Given passage below:

The nub of patient reaction to this seems to rest on an implication – which is why so many found some of the newspaper headlines so offensive – that the way they get better must say something about the cause of their illness. So, for instance, if CBT works for you, it must mean that ME/CFS has a psychological cause or if graded exercise therapy works, it must mean you are lazy. I find this completely baffling. I’ve worked a lot with cancer groups who campaign to have CBT as part of their treatment because it helps them feel better. No-one would dream of suggesting, I hope, that their cancer was a psychiatric disease.

I sit on the Council of the MRC (although I joined it after the PACE trial was approved) and I’m delighted that a further £1.5 million is going to be made available for ME/CFS research by the MRC. Contrary to what is claimed on message boards, there are strong voices, including my own, speaking up for the need for ME/CFS research within the MRC, which must include work on both causes and better treatments. I look forward to telling you the results of this research in the future.

The therapies are defined as:

• Cognitive behavioural therapy (CBT) – A clinical psychologist or specially trained nurse, helps the patient to understand how their symptoms are affected by the way that they think about and cope with them and encourages them to try out increasing their activity.

• Graded exercise therapy (GET) – A physiotherapist helps the patient to try a gradually increasing tailored exercise programme which takes into account the individual patient’s symptoms, fitness, and current level of activity.

• Adaptive pacing therapy (APT) – An occupational therapist helps the patient to match their activity level to the amount of energy they have, aiming to help the patient adapt to the illness rather than assuming they can gradually do more.

See also: Metabolic dysfunction causes Post-Exertional malaise in ME/CFS

See also: PACE trial results are out: ME is caused by an oncogenic virus or The putative agent of ME/CFS can be transferred to monkeys or Professor of Psychology, Rhona Johnston shows that ME/CFS is NOT a psychological condition (on a UK Government website !!!) … a MUST READ

6 comments:

nmj said...

'The nub of patient reaction to this seems to rest on an implication – which is why so many found some of the newspaper headlines so offensive – that the way they get better must say something about the cause of their illness. ... I find this completely baffling.'

I find Victoria Parry completely baffling.

nmj said...

End of Given passage.
Source material below:

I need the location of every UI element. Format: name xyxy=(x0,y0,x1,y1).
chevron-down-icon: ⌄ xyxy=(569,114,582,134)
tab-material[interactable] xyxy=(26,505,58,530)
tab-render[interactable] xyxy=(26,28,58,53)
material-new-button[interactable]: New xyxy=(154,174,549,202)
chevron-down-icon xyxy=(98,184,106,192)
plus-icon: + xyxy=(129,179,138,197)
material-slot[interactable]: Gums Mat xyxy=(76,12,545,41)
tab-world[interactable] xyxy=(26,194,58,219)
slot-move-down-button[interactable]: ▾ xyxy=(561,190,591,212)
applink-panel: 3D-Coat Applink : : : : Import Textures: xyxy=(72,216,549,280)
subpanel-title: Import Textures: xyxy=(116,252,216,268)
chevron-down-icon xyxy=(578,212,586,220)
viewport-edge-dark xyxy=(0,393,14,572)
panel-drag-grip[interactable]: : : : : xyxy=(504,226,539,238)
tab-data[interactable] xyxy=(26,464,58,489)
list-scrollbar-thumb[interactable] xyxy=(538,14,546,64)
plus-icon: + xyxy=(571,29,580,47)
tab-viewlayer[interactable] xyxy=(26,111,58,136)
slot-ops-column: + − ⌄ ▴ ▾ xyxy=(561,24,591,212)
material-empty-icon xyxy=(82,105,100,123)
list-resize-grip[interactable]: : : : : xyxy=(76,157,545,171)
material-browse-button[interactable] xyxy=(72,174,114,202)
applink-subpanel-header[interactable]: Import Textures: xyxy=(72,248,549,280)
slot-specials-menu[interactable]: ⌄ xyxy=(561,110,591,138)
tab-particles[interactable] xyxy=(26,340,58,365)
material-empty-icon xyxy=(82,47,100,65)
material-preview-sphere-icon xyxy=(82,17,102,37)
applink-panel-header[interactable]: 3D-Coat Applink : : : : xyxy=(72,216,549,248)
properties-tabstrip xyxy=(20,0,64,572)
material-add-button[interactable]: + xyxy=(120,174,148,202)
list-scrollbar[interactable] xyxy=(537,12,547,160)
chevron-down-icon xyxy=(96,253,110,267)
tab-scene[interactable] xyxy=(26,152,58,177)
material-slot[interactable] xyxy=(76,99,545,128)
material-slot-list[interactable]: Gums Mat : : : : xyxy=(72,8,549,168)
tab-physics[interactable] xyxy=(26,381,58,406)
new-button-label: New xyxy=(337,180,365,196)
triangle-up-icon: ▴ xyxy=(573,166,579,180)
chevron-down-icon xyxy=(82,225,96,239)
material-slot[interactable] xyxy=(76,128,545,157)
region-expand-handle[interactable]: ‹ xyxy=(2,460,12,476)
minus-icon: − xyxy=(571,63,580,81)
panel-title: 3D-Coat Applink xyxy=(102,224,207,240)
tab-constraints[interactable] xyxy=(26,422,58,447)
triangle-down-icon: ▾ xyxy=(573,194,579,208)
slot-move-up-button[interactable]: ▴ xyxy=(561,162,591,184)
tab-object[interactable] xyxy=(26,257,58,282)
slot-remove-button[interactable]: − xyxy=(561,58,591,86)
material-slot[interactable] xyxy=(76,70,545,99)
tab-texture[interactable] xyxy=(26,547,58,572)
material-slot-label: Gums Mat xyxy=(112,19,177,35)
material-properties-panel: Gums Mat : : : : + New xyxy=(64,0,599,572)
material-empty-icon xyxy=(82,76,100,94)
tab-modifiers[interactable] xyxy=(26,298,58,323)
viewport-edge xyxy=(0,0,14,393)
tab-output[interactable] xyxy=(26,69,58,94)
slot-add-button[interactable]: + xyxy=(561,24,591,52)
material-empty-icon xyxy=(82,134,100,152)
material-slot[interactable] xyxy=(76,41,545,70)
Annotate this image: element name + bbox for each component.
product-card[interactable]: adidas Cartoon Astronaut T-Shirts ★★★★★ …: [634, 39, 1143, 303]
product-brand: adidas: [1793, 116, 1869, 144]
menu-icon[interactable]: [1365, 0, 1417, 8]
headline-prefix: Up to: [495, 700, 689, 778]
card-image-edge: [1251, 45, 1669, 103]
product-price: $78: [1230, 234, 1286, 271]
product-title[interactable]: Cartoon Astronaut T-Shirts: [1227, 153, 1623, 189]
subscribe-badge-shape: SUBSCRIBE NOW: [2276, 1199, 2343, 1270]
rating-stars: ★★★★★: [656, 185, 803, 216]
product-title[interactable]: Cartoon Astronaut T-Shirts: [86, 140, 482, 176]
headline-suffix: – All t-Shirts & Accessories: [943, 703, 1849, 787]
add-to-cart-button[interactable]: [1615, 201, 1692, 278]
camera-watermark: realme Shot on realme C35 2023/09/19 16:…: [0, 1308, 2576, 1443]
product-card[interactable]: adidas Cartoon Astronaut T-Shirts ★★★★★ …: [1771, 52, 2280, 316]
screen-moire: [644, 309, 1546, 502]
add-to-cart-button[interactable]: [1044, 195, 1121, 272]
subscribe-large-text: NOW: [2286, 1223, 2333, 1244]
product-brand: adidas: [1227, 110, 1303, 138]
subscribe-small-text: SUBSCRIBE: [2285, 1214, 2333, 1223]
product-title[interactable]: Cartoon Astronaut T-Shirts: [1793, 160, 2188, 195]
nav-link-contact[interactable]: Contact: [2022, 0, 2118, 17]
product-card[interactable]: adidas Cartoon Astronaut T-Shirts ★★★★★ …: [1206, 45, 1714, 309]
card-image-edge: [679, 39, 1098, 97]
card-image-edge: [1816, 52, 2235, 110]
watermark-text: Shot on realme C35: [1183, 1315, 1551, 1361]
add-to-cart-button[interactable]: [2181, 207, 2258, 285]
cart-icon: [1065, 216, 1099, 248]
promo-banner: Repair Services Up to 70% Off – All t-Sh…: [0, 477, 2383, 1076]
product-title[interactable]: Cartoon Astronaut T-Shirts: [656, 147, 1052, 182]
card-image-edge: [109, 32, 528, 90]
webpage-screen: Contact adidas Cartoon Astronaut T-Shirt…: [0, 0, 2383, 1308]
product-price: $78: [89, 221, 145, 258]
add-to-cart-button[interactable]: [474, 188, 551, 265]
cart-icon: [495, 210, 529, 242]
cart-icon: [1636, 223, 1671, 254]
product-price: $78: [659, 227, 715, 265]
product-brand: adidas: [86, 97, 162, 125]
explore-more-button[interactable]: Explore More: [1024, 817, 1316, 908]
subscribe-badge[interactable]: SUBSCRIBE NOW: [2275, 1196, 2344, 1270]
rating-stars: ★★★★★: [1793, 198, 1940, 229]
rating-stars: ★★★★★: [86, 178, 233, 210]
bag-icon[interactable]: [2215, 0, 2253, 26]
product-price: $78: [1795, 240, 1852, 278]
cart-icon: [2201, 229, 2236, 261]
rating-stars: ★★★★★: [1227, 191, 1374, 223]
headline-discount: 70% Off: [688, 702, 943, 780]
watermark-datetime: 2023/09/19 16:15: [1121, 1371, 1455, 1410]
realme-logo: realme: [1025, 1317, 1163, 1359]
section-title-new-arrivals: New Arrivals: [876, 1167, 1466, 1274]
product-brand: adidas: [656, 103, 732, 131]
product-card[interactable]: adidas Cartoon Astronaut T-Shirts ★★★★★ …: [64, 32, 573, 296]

End of Source material.

→ Task instructions
A. From the passage on ME/CFS treatment given before the items, set down the stretch from "See also: PACE" through "Parry completely baffling.".
B. According to the passage on ME/CFS treatment, what further sum is the MRC making available for ME/CFS research?
C. Carry on the passage on ME/CFS treatment from the point at which it stops.

→ Responses per task
A.
See also: PACE trial results are out: ME is caused by an oncogenic virus or The putative agent of ME/CFS can be transferred to monkeys or Professor of Psychology, Rhona Johnston shows that ME/CFS is NOT a psychological condition (on a UK Government website !!!) … a MUST READ

6 comments:

nmj said...

'The nub of patient reaction to this seems to rest on an implication – which is why so many found some of the newspaper headlines so offensive – that the way they get better must say something about the cause of their illness. ... I find this completely baffling.'

I find Victoria Parry completely baffling.

B. £1.5 million.

C.
'Long held, cherished and utterly plausible ideas are regularly demolished by evidence. This can be incredibly disappointing but you have to move on and ask the next question, not constantly keep asking the same one in the hope that eventually you will get a different answer.'

Victoria, It is MANY, MANY, MANY patients' experience - including my own- that graded exercise makes symptoms MUCH worse - the level and time of disability is increased not decreased; moreover, pacing is ESSENTIAL for survival - these are facts, not 'long cherished, utterly plausible ideas'. If you are now sitting on the council for the MRC, we can only all hold our heads in our hands.

nmj said...

'This is a bit silly because why would you design a trial that excluded the very patients you wanted to study?'

Because you want to derail the neurological reality of ME, that has been your objective all along.

nmj said...

Meant Vivienne not Victoria.

Anonymous said...

What a complete load of bollards this woman has written

Susannah said...

I'd be gobsmacked if it wasn't just all so utterly predictable! Sigh.

Did this woman even READ the trial info?

I remember when the pace trial first started. My doctor considered submitting me for it, then realised I was too sick and they wouldn't have accepted me. (Thank goodness for it, I say) But how can these people stand there and say they're researching neurological ME when the ones with the most neuro symptoms, the sickest and most disabled, are never included in their research?

It's just utter rubbish. I can't believe journalists are so blind to that!

And what the AYME are thinking, I just don't know!!! Heartbreaking to think of all the kids their decisions are going to affect.